Could every line of the data be printed exactly as it reads?

# START OF PROVIDED DATA

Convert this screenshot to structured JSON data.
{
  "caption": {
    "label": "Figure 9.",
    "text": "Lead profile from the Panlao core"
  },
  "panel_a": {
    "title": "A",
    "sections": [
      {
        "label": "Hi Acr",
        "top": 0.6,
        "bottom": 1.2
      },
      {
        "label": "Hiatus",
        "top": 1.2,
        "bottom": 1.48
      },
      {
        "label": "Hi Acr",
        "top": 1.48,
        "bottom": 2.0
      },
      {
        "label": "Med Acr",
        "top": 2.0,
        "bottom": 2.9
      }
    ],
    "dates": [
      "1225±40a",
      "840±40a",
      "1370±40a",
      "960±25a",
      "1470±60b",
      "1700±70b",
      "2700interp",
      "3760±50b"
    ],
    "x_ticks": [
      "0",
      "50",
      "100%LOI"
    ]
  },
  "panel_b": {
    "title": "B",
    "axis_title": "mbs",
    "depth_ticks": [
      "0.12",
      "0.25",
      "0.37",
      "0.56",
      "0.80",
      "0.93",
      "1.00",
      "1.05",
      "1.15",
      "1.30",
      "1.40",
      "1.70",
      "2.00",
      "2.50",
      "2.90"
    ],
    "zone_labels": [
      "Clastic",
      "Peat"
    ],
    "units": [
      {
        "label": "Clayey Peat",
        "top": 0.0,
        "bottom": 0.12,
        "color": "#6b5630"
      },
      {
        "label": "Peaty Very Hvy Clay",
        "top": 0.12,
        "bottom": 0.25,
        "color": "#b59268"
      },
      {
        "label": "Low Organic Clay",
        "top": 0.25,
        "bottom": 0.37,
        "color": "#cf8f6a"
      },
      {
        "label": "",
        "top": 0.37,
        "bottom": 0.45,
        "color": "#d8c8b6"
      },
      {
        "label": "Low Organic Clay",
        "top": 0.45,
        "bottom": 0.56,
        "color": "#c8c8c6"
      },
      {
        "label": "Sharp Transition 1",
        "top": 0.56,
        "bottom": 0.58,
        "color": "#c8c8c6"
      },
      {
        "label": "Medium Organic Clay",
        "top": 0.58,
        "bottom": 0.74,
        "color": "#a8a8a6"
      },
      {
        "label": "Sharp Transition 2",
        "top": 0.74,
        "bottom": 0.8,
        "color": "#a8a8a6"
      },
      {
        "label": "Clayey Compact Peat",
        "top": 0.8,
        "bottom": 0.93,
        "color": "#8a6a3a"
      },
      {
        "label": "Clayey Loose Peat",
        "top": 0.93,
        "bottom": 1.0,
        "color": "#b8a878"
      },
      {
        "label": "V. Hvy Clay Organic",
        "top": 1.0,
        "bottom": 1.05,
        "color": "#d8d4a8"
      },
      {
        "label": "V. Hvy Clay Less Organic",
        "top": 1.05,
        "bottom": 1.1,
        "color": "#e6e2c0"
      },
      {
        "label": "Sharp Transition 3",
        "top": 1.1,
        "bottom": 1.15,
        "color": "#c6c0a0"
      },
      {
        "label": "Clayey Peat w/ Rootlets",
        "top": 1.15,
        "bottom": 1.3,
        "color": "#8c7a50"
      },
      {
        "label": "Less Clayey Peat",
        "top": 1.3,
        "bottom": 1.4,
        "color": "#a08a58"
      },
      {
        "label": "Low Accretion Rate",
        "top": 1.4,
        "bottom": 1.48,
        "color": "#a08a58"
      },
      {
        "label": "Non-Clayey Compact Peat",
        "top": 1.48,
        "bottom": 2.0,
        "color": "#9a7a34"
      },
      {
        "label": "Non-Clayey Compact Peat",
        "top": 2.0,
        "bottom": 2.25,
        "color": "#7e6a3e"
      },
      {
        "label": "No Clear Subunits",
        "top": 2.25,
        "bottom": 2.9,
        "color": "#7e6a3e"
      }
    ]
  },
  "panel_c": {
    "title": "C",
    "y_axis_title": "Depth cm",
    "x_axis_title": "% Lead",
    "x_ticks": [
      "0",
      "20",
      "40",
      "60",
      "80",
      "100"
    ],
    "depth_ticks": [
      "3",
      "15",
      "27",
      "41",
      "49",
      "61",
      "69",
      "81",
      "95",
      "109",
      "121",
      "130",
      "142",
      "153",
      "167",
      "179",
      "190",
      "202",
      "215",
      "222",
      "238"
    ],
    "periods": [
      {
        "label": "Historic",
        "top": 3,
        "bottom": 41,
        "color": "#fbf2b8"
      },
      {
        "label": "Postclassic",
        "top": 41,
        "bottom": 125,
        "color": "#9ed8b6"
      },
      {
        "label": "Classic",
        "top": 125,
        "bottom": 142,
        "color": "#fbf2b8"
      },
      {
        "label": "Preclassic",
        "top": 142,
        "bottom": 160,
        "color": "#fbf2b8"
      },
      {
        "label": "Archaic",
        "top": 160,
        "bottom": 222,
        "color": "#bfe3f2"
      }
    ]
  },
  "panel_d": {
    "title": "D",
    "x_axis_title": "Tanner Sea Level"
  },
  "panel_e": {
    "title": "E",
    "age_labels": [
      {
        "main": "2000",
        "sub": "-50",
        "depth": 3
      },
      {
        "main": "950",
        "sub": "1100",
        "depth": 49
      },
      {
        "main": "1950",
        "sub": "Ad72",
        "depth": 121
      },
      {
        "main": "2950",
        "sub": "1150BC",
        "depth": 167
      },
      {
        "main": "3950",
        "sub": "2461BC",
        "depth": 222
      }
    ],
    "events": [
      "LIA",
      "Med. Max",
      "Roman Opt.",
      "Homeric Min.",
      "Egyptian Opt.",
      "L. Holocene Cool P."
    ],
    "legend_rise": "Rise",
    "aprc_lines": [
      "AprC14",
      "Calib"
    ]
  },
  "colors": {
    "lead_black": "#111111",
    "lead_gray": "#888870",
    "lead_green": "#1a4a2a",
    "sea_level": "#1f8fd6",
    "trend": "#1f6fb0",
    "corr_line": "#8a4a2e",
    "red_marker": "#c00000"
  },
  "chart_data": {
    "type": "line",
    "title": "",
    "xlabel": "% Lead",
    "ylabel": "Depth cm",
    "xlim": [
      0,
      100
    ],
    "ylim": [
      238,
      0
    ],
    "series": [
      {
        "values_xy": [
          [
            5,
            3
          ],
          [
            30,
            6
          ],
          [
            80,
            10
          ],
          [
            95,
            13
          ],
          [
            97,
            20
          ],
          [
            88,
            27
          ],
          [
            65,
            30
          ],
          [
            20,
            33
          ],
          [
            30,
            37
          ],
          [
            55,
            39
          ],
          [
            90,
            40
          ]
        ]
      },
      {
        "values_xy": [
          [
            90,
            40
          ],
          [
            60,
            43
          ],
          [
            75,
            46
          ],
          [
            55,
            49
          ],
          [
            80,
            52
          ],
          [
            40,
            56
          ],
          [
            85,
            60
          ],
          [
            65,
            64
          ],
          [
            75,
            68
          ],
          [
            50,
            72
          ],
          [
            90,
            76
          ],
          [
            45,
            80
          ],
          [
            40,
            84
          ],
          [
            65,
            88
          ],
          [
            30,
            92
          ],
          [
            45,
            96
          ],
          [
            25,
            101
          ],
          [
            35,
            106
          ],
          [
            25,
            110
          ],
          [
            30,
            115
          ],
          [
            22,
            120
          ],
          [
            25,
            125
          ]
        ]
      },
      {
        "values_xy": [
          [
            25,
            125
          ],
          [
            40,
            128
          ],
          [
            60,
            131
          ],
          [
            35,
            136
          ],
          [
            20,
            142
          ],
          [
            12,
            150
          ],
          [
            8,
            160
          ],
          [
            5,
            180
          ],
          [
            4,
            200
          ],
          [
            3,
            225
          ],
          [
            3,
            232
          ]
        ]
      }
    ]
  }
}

# END OF PROVIDED DATA

THE SOLUTION -
Convert this screenshot to structured JSON data.
{
  "caption": {
    "label": "Figure 9.",
    "text": "Lead profile from the Panlao core"
  },
  "panel_a": {
    "title": "A",
    "sections": [
      {
        "label": "Hi Acr",
        "top": 0.6,
        "bottom": 1.2
      },
      {
        "label": "Hiatus",
        "top": 1.2,
        "bottom": 1.48
      },
      {
        "label": "Hi Acr",
        "top": 1.48,
        "bottom": 2.0
      },
      {
        "label": "Med Acr",
        "top": 2.0,
        "bottom": 2.9
      }
    ],
    "dates": [
      "1225±40a",
      "840±40a",
      "1370±40a",
      "960±25a",
      "1470±60b",
      "1700±70b",
      "2700interp",
      "3760±50b"
    ],
    "x_ticks": [
      "0",
      "50",
      "100%LOI"
    ]
  },
  "panel_b": {
    "title": "B",
    "axis_title": "mbs",
    "depth_ticks": [
      "0.12",
      "0.25",
      "0.37",
      "0.56",
      "0.80",
      "0.93",
      "1.00",
      "1.05",
      "1.15",
      "1.30",
      "1.40",
      "1.70",
      "2.00",
      "2.50",
      "2.90"
    ],
    "zone_labels": [
      "Clastic",
      "Peat"
    ],
    "units": [
      {
        "label": "Clayey Peat",
        "top": 0.0,
        "bottom": 0.12,
        "color": "#6b5630"
      },
      {
        "label": "Peaty Very Hvy Clay",
        "top": 0.12,
        "bottom": 0.25,
        "color": "#b59268"
      },
      {
        "label": "Low Organic Clay",
        "top": 0.25,
        "bottom": 0.37,
        "color": "#cf8f6a"
      },
      {
        "label": "",
        "top": 0.37,
        "bottom": 0.45,
        "color": "#d8c8b6"
      },
      {
        "label": "Low Organic Clay",
        "top": 0.45,
        "bottom": 0.56,
        "color": "#c8c8c6"
      },
      {
        "label": "Sharp Transition 1",
        "top": 0.56,
        "bottom": 0.58,
        "color": "#c8c8c6"
      },
      {
        "label": "Medium Organic Clay",
        "top": 0.58,
        "bottom": 0.74,
        "color": "#a8a8a6"
      },
      {
        "label": "Sharp Transition 2",
        "top": 0.74,
        "bottom": 0.8,
        "color": "#a8a8a6"
      },
      {
        "label": "Clayey Compact Peat",
        "top": 0.8,
        "bottom": 0.93,
        "color": "#8a6a3a"
      },
      {
        "label": "Clayey Loose Peat",
        "top": 0.93,
        "bottom": 1.0,
        "color": "#b8a878"
      },
      {
        "label": "V. Hvy Clay Organic",
        "top": 1.0,
        "bottom": 1.05,
        "color": "#d8d4a8"
      },
      {
        "label": "V. Hvy Clay Less Organic",
        "top": 1.05,
        "bottom": 1.1,
        "color": "#e6e2c0"
      },
      {
        "label": "Sharp Transition 3",
        "top": 1.1,
        "bottom": 1.15,
        "color": "#c6c0a0"
      },
      {
        "label": "Clayey Peat w/ Rootlets",
        "top": 1.15,
        "bottom": 1.3,
        "color": "#8c7a50"
      },
      {
        "label": "Less Clayey Peat",
        "top": 1.3,
        "bottom": 1.4,
        "color": "#a08a58"
      },
      {
        "label": "Low Accretion Rate",
        "top": 1.4,
        "bottom": 1.48,
        "color": "#a08a58"
      },
      {
        "label": "Non-Clayey Compact Peat",
        "top": 1.48,
        "bottom": 2.0,
        "color": "#9a7a34"
      },
      {
        "label": "Non-Clayey Compact Peat",
        "top": 2.0,
        "bottom": 2.25,
        "color": "#7e6a3e"
      },
      {
        "label": "No Clear Subunits",
        "top": 2.25,
        "bottom": 2.9,
        "color": "#7e6a3e"
      }
    ]
  },
  "panel_c": {
    "title": "C",
    "y_axis_title": "Depth cm",
    "x_axis_title": "% Lead",
    "x_ticks": [
      "0",
      "20",
      "40",
      "60",
      "80",
      "100"
    ],
    "depth_ticks": [
      "3",
      "15",
      "27",
      "41",
      "49",
      "61",
      "69",
      "81",
      "95",
      "109",
      "121",
      "130",
      "142",
      "153",
      "167",
      "179",
      "190",
      "202",
      "215",
      "222",
      "238"
    ],
    "periods": [
      {
        "label": "Historic",
        "top": 3,
        "bottom": 41,
        "color": "#fbf2b8"
      },
      {
        "label": "Postclassic",
        "top": 41,
        "bottom": 125,
        "color": "#9ed8b6"
      },
      {
        "label": "Classic",
        "top": 125,
        "bottom": 142,
        "color": "#fbf2b8"
      },
      {
        "label": "Preclassic",
        "top": 142,
        "bottom": 160,
        "color": "#fbf2b8"
      },
      {
        "label": "Archaic",
        "top": 160,
        "bottom": 222,
        "color": "#bfe3f2"
      }
    ]
  },
  "panel_d": {
    "title": "D",
    "x_axis_title": "Tanner Sea Level"
  },
  "panel_e": {
    "title": "E",
    "age_labels": [
      {
        "main": "2000",
        "sub": "-50",
        "depth": 3
      },
      {
        "main": "950",
        "sub": "1100",
        "depth": 49
      },
      {
        "main": "1950",
        "sub": "Ad72",
        "depth": 121
      },
      {
        "main": "2950",
        "sub": "1150BC",
        "depth": 167
      },
      {
        "main": "3950",
        "sub": "2461BC",
        "depth": 222
      }
    ],
    "events": [
      "LIA",
      "Med. Max",
      "Roman Opt.",
      "Homeric Min.",
      "Egyptian Opt.",
      "L. Holocene Cool P."
    ],
    "legend_rise": "Rise",
    "aprc_lines": [
      "AprC14",
      "Calib"
    ]
  },
  "colors": {
    "lead_black": "#111111",
    "lead_gray": "#888870",
    "lead_green": "#1a4a2a",
    "sea_level": "#1f8fd6",
    "trend": "#1f6fb0",
    "corr_line": "#8a4a2e",
    "red_marker": "#c00000"
  },
  "chart_data": {
    "type": "line",
    "title": "",
    "xlabel": "% Lead",
    "ylabel": "Depth cm",
    "xlim": [
      0,
      100
    ],
    "ylim": [
      238,
      0
    ],
    "series": [
      {
        "values_xy": [
          [
            5,
            3
          ],
          [
            30,
            6
          ],
          [
            80,
            10
          ],
          [
            95,
            13
          ],
          [
            97,
            20
          ],
          [
            88,
            27
          ],
          [
            65,
            30
          ],
          [
            20,
            33
          ],
          [
            30,
            37
          ],
          [
            55,
            39
          ],
          [
            90,
            40
          ]
        ]
      },
      {
        "values_xy": [
          [
            90,
            40
          ],
          [
            60,
            43
          ],
          [
            75,
            46
          ],
          [
            55,
            49
          ],
          [
            80,
            52
          ],
          [
            40,
            56
          ],
          [
            85,
            60
          ],
          [
            65,
            64
          ],
          [
            75,
            68
          ],
          [
            50,
            72
          ],
          [
            90,
            76
          ],
          [
            45,
            80
          ],
          [
            40,
            84
          ],
          [
            65,
            88
          ],
          [
            30,
            92
          ],
          [
            45,
            96
          ],
          [
            25,
            101
          ],
          [
            35,
            106
          ],
          [
            25,
            110
          ],
          [
            30,
            115
          ],
          [
            22,
            120
          ],
          [
            25,
            125
          ]
        ]
      },
      {
        "values_xy": [
          [
            25,
            125
          ],
          [
            40,
            128
          ],
          [
            60,
            131
          ],
          [
            35,
            136
          ],
          [
            20,
            142
          ],
          [
            12,
            150
          ],
          [
            8,
            160
          ],
          [
            5,
            180
          ],
          [
            4,
            200
          ],
          [
            3,
            225
          ],
          [
            3,
            232
          ]
        ]
      }
    ]
  }
}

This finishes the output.